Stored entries
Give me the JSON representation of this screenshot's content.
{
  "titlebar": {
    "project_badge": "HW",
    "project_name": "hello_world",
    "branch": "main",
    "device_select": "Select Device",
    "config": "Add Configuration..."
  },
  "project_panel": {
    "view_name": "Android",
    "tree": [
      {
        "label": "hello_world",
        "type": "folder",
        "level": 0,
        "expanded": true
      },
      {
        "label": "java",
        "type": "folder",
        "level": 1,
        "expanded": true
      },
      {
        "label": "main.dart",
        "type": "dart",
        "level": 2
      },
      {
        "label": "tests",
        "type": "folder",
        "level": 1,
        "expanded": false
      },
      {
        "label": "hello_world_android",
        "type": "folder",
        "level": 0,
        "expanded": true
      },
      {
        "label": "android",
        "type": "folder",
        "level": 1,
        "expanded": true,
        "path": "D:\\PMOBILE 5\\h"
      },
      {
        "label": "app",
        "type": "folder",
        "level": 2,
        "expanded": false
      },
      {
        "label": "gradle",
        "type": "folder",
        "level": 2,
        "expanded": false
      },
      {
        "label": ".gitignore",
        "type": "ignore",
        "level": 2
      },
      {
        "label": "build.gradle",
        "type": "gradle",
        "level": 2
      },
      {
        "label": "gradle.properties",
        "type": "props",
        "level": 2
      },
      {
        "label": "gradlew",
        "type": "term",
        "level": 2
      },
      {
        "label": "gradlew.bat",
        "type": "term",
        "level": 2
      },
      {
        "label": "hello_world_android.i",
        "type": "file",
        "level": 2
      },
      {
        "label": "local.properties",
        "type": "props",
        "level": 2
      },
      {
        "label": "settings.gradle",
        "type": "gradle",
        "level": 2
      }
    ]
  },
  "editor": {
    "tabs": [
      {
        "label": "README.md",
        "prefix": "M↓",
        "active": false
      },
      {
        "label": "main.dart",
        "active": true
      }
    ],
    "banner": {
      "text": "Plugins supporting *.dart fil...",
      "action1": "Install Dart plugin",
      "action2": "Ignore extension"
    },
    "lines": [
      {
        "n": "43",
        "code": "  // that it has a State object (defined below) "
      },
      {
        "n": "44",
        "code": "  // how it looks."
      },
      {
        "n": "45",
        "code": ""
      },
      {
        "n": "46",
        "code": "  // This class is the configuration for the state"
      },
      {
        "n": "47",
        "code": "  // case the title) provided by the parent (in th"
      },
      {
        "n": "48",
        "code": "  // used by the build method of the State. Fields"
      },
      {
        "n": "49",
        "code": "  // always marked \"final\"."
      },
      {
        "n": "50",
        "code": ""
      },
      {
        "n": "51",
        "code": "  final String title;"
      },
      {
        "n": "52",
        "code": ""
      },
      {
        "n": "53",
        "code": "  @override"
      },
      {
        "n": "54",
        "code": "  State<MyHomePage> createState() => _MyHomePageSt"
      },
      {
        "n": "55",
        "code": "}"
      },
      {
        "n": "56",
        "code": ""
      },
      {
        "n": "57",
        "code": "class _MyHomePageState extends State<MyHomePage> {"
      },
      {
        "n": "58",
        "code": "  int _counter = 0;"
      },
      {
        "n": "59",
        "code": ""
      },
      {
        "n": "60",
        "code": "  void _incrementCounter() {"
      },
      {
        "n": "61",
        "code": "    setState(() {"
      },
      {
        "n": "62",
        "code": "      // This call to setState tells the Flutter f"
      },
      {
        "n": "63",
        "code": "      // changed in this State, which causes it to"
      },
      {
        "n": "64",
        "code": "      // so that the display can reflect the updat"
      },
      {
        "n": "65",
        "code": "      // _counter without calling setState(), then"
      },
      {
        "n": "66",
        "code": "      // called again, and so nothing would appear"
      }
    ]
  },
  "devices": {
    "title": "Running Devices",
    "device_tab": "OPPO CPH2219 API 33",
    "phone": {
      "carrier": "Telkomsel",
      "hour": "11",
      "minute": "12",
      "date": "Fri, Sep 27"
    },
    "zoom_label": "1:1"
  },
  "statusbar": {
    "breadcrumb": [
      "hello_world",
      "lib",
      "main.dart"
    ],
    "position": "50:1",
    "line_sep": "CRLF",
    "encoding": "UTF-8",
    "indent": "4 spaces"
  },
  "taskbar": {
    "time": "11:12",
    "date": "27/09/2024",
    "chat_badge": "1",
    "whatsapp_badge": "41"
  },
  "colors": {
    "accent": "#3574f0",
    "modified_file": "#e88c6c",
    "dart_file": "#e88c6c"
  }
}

#### REQUEST:
Reproduce each entry word for word.

#### REPLY:
Give me the JSON representation of this screenshot's content.
{
  "titlebar": {
    "project_badge": "HW",
    "project_name": "hello_world",
    "branch": "main",
    "device_select": "Select Device",
    "config": "Add Configuration..."
  },
  "project_panel": {
    "view_name": "Android",
    "tree": [
      {
        "label": "hello_world",
        "type": "folder",
        "level": 0,
        "expanded": true
      },
      {
        "label": "java",
        "type": "folder",
        "level": 1,
        "expanded": true
      },
      {
        "label": "main.dart",
        "type": "dart",
        "level": 2
      },
      {
        "label": "tests",
        "type": "folder",
        "level": 1,
        "expanded": false
      },
      {
        "label": "hello_world_android",
        "type": "folder",
        "level": 0,
        "expanded": true
      },
      {
        "label": "android",
        "type": "folder",
        "level": 1,
        "expanded": true,
        "path": "D:\\PMOBILE 5\\h"
      },
      {
        "label": "app",
        "type": "folder",
        "level": 2,
        "expanded": false
      },
      {
        "label": "gradle",
        "type": "folder",
        "level": 2,
        "expanded": false
      },
      {
        "label": ".gitignore",
        "type": "ignore",
        "level": 2
      },
      {
        "label": "build.gradle",
        "type": "gradle",
        "level": 2
      },
      {
        "label": "gradle.properties",
        "type": "props",
        "level": 2
      },
      {
        "label": "gradlew",
        "type": "term",
        "level": 2
      },
      {
        "label": "gradlew.bat",
        "type": "term",
        "level": 2
      },
      {
        "label": "hello_world_android.i",
        "type": "file",
        "level": 2
      },
      {
        "label": "local.properties",
        "type": "props",
        "level": 2
      },
      {
        "label": "settings.gradle",
        "type": "gradle",
        "level": 2
      }
    ]
  },
  "editor": {
    "tabs": [
      {
        "label": "README.md",
        "prefix": "M↓",
        "active": false
      },
      {
        "label": "main.dart",
        "active": true
      }
    ],
    "banner": {
      "text": "Plugins supporting *.dart fil...",
      "action1": "Install Dart plugin",
      "action2": "Ignore extension"
    },
    "lines": [
      {
        "n": "43",
        "code": "  // that it has a State object (defined below) "
      },
      {
        "n": "44",
        "code": "  // how it looks."
      },
      {
        "n": "45",
        "code": ""
      },
      {
        "n": "46",
        "code": "  // This class is the configuration for the state"
      },
      {
        "n": "47",
        "code": "  // case the title) provided by the parent (in th"
      },
      {
        "n": "48",
        "code": "  // used by the build method of the State. Fields"
      },
      {
        "n": "49",
        "code": "  // always marked \"final\"."
      },
      {
        "n": "50",
        "code": ""
      },
      {
        "n": "51",
        "code": "  final String title;"
      },
      {
        "n": "52",
        "code": ""
      },
      {
        "n": "53",
        "code": "  @override"
      },
      {
        "n": "54",
        "code": "  State<MyHomePage> createState() => _MyHomePageSt"
      },
      {
        "n": "55",
        "code": "}"
      },
      {
        "n": "56",
        "code": ""
      },
      {
        "n": "57",
        "code": "class _MyHomePageState extends State<MyHomePage> {"
      },
      {
        "n": "58",
        "code": "  int _counter = 0;"
      },
      {
        "n": "59",
        "code": ""
      },
      {
        "n": "60",
        "code": "  void _incrementCounter() {"
      },
      {
        "n": "61",
        "code": "    setState(() {"
      },
      {
        "n": "62",
        "code": "      // This call to setState tells the Flutter f"
      },
      {
        "n": "63",
        "code": "      // changed in this State, which causes it to"
      },
      {
        "n": "64",
        "code": "      // so that the display can reflect the updat"
      },
      {
        "n": "65",
        "code": "      // _counter without calling setState(), then"
      },
      {
        "n": "66",
        "code": "      // called again, and so nothing would appear"
      }
    ]
  },
  "devices": {
    "title": "Running Devices",
    "device_tab": "OPPO CPH2219 API 33",
    "phone": {
      "carrier": "Telkomsel",
      "hour": "11",
      "minute": "12",
      "date": "Fri, Sep 27"
    },
    "zoom_label": "1:1"
  },
  "statusbar": {
    "breadcrumb": [
      "hello_world",
      "lib",
      "main.dart"
    ],
    "position": "50:1",
    "line_sep": "CRLF",
    "encoding": "UTF-8",
    "indent": "4 spaces"
  },
  "taskbar": {
    "time": "11:12",
    "date": "27/09/2024",
    "chat_badge": "1",
    "whatsapp_badge": "41"
  },
  "colors": {
    "accent": "#3574f0",
    "modified_file": "#e88c6c",
    "dart_file": "#e88c6c"
  }
}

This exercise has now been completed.